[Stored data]
◇ ◇ ◇

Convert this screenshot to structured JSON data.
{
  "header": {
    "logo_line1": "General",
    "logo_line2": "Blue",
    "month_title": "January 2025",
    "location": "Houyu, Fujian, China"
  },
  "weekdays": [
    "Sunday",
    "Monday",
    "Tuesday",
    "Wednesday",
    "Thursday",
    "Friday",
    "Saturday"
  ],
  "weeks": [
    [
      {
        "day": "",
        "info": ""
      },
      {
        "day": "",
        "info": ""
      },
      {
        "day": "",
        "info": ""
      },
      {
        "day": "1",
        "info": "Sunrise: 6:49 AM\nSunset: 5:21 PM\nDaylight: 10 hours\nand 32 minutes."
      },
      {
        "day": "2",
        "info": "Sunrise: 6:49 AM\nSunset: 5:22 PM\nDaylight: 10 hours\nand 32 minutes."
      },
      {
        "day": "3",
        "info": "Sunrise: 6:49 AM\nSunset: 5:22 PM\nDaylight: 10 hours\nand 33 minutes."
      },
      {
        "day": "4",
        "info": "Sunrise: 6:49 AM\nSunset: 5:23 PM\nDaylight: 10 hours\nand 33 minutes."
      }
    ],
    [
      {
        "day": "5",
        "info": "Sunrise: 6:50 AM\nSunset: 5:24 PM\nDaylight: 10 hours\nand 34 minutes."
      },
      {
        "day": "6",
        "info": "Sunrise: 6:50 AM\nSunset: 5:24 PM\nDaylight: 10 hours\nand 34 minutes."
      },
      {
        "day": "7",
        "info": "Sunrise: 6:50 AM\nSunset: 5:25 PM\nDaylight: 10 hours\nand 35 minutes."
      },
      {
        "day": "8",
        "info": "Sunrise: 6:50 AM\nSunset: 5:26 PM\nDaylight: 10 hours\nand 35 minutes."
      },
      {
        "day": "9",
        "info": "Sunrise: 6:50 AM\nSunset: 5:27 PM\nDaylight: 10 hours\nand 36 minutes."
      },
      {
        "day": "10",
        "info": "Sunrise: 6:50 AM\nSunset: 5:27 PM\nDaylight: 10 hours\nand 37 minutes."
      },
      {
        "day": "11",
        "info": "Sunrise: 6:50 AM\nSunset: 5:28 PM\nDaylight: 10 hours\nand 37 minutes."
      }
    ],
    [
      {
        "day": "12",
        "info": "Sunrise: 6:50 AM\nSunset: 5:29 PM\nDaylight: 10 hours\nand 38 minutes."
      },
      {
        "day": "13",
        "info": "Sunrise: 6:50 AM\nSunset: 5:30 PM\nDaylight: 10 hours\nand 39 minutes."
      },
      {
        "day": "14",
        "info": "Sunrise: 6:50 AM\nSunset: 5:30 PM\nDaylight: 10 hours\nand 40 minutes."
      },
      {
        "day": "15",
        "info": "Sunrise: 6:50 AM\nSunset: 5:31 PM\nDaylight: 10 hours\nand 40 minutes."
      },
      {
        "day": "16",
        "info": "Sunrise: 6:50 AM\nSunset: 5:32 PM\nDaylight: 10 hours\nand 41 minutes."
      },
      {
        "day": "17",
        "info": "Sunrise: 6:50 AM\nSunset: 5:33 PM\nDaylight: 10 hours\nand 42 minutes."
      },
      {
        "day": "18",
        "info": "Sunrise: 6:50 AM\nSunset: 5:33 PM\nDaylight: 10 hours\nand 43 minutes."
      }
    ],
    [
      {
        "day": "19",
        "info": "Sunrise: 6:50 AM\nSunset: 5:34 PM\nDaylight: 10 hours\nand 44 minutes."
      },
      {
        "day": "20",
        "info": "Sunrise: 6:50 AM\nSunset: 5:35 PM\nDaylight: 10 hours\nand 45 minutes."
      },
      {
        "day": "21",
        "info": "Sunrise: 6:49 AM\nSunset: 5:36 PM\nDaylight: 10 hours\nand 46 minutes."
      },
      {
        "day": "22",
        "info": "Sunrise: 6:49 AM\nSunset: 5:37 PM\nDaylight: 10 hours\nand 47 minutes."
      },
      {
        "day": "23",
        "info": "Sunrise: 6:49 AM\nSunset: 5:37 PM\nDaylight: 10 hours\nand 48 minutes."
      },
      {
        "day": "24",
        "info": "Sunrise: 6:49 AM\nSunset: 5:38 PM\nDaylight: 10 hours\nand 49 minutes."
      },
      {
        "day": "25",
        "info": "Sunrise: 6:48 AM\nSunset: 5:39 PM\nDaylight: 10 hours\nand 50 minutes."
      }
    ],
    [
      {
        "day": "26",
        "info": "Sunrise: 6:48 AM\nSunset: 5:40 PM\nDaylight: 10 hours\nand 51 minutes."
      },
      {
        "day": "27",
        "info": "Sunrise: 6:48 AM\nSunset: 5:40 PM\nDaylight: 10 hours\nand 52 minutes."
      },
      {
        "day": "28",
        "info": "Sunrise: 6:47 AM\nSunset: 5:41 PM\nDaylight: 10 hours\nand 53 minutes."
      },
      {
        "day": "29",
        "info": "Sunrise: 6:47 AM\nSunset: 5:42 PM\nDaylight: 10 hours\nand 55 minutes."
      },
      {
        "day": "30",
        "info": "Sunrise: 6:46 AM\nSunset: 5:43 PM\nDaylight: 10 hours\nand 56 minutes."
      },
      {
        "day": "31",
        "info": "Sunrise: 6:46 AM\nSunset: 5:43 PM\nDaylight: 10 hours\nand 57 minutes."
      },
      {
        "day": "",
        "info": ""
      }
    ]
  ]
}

◇ ◇ ◇

**Exercise aim:**
Reproduce the data, keeping every line exactly the same.

**Answer to this task:**
Convert this screenshot to structured JSON data.
{
  "header": {
    "logo_line1": "General",
    "logo_line2": "Blue",
    "month_title": "January 2025",
    "location": "Houyu, Fujian, China"
  },
  "weekdays": [
    "Sunday",
    "Monday",
    "Tuesday",
    "Wednesday",
    "Thursday",
    "Friday",
    "Saturday"
  ],
  "weeks": [
    [
      {
        "day": "",
        "info": ""
      },
      {
        "day": "",
        "info": ""
      },
      {
        "day": "",
        "info": ""
      },
      {
        "day": "1",
        "info": "Sunrise: 6:49 AM\nSunset: 5:21 PM\nDaylight: 10 hours\nand 32 minutes."
      },
      {
        "day": "2",
        "info": "Sunrise: 6:49 AM\nSunset: 5:22 PM\nDaylight: 10 hours\nand 32 minutes."
      },
      {
        "day": "3",
        "info": "Sunrise: 6:49 AM\nSunset: 5:22 PM\nDaylight: 10 hours\nand 33 minutes."
      },
      {
        "day": "4",
        "info": "Sunrise: 6:49 AM\nSunset: 5:23 PM\nDaylight: 10 hours\nand 33 minutes."
      }
    ],
    [
      {
        "day": "5",
        "info": "Sunrise: 6:50 AM\nSunset: 5:24 PM\nDaylight: 10 hours\nand 34 minutes."
      },
      {
        "day": "6",
        "info": "Sunrise: 6:50 AM\nSunset: 5:24 PM\nDaylight: 10 hours\nand 34 minutes."
      },
      {
        "day": "7",
        "info": "Sunrise: 6:50 AM\nSunset: 5:25 PM\nDaylight: 10 hours\nand 35 minutes."
      },
      {
        "day": "8",
        "info": "Sunrise: 6:50 AM\nSunset: 5:26 PM\nDaylight: 10 hours\nand 35 minutes."
      },
      {
        "day": "9",
        "info": "Sunrise: 6:50 AM\nSunset: 5:27 PM\nDaylight: 10 hours\nand 36 minutes."
      },
      {
        "day": "10",
        "info": "Sunrise: 6:50 AM\nSunset: 5:27 PM\nDaylight: 10 hours\nand 37 minutes."
      },
      {
        "day": "11",
        "info": "Sunrise: 6:50 AM\nSunset: 5:28 PM\nDaylight: 10 hours\nand 37 minutes."
      }
    ],
    [
      {
        "day": "12",
        "info": "Sunrise: 6:50 AM\nSunset: 5:29 PM\nDaylight: 10 hours\nand 38 minutes."
      },
      {
        "day": "13",
        "info": "Sunrise: 6:50 AM\nSunset: 5:30 PM\nDaylight: 10 hours\nand 39 minutes."
      },
      {
        "day": "14",
        "info": "Sunrise: 6:50 AM\nSunset: 5:30 PM\nDaylight: 10 hours\nand 40 minutes."
      },
      {
        "day": "15",
        "info": "Sunrise: 6:50 AM\nSunset: 5:31 PM\nDaylight: 10 hours\nand 40 minutes."
      },
      {
        "day": "16",
        "info": "Sunrise: 6:50 AM\nSunset: 5:32 PM\nDaylight: 10 hours\nand 41 minutes."
      },
      {
        "day": "17",
        "info": "Sunrise: 6:50 AM\nSunset: 5:33 PM\nDaylight: 10 hours\nand 42 minutes."
      },
      {
        "day": "18",
        "info": "Sunrise: 6:50 AM\nSunset: 5:33 PM\nDaylight: 10 hours\nand 43 minutes."
      }
    ],
    [
      {
        "day": "19",
        "info": "Sunrise: 6:50 AM\nSunset: 5:34 PM\nDaylight: 10 hours\nand 44 minutes."
      },
      {
        "day": "20",
        "info": "Sunrise: 6:50 AM\nSunset: 5:35 PM\nDaylight: 10 hours\nand 45 minutes."
      },
      {
        "day": "21",
        "info": "Sunrise: 6:49 AM\nSunset: 5:36 PM\nDaylight: 10 hours\nand 46 minutes."
      },
      {
        "day": "22",
        "info": "Sunrise: 6:49 AM\nSunset: 5:37 PM\nDaylight: 10 hours\nand 47 minutes."
      },
      {
        "day": "23",
        "info": "Sunrise: 6:49 AM\nSunset: 5:37 PM\nDaylight: 10 hours\nand 48 minutes."
      },
      {
        "day": "24",
        "info": "Sunrise: 6:49 AM\nSunset: 5:38 PM\nDaylight: 10 hours\nand 49 minutes."
      },
      {
        "day": "25",
        "info": "Sunrise: 6:48 AM\nSunset: 5:39 PM\nDaylight: 10 hours\nand 50 minutes."
      }
    ],
    [
      {
        "day": "26",
        "info": "Sunrise: 6:48 AM\nSunset: 5:40 PM\nDaylight: 10 hours\nand 51 minutes."
      },
      {
        "day": "27",
        "info": "Sunrise: 6:48 AM\nSunset: 5:40 PM\nDaylight: 10 hours\nand 52 minutes."
      },
      {
        "day": "28",
        "info": "Sunrise: 6:47 AM\nSunset: 5:41 PM\nDaylight: 10 hours\nand 53 minutes."
      },
      {
        "day": "29",
        "info": "Sunrise: 6:47 AM\nSunset: 5:42 PM\nDaylight: 10 hours\nand 55 minutes."
      },
      {
        "day": "30",
        "info": "Sunrise: 6:46 AM\nSunset: 5:43 PM\nDaylight: 10 hours\nand 56 minutes."
      },
      {
        "day": "31",
        "info": "Sunrise: 6:46 AM\nSunset: 5:43 PM\nDaylight: 10 hours\nand 57 minutes."
      },
      {
        "day": "",
        "info": ""
      }
    ]
  ]
}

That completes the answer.